**REQUIREMENT**
Go through the records line by line and work out how many lines hold the word "GMPAS". Answer with the number only.

[Figure dataset records]
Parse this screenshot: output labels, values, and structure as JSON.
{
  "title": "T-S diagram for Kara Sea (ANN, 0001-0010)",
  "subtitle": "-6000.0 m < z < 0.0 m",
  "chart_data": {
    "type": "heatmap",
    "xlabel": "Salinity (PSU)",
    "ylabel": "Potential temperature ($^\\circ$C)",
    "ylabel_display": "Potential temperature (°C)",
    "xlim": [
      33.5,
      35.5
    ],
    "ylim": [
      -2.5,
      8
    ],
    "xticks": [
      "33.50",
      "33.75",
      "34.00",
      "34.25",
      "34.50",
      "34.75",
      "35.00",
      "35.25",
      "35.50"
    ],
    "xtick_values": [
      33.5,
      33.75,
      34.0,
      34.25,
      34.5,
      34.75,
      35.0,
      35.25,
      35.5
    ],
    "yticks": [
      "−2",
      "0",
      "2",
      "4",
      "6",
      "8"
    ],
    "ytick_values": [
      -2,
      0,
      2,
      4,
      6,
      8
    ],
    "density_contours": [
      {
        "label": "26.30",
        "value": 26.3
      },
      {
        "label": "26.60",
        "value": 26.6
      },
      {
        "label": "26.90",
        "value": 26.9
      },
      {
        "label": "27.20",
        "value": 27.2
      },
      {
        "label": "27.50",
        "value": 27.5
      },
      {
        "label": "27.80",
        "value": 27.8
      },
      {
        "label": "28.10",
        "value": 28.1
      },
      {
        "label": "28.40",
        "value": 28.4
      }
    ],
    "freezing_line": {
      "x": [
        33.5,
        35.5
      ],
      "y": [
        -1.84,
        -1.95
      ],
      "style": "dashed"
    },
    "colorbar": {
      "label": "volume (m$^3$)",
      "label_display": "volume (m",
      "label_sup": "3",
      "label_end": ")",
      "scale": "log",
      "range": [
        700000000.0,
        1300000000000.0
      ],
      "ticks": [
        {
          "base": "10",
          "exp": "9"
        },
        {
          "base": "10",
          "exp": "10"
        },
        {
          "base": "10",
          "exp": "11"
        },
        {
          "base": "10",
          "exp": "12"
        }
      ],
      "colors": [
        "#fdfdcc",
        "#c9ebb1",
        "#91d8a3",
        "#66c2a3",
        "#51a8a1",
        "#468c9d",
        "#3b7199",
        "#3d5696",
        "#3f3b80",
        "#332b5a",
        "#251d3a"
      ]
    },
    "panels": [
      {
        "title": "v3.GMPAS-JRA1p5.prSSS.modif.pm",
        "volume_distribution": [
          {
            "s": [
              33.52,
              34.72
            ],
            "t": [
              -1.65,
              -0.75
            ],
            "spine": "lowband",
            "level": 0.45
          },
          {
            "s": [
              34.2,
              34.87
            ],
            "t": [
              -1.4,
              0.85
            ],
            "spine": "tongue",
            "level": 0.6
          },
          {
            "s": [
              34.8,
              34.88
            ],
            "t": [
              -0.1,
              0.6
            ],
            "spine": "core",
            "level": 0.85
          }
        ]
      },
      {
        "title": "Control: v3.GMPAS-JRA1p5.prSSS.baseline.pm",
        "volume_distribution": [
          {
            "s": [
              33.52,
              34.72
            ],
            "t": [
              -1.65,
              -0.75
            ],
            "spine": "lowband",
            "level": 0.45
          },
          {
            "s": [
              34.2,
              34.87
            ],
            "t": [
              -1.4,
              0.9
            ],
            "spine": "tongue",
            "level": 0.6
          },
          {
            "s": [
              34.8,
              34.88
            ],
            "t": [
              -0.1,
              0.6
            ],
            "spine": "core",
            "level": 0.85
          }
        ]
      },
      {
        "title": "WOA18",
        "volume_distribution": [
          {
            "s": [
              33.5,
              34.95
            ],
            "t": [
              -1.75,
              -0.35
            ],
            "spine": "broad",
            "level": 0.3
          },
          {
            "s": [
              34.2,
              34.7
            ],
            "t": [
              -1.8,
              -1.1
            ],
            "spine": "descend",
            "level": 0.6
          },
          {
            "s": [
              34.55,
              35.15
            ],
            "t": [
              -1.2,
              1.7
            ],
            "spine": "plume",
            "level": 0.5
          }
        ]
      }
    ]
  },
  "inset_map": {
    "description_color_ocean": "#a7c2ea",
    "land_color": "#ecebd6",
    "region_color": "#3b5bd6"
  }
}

**OUTPUT**
2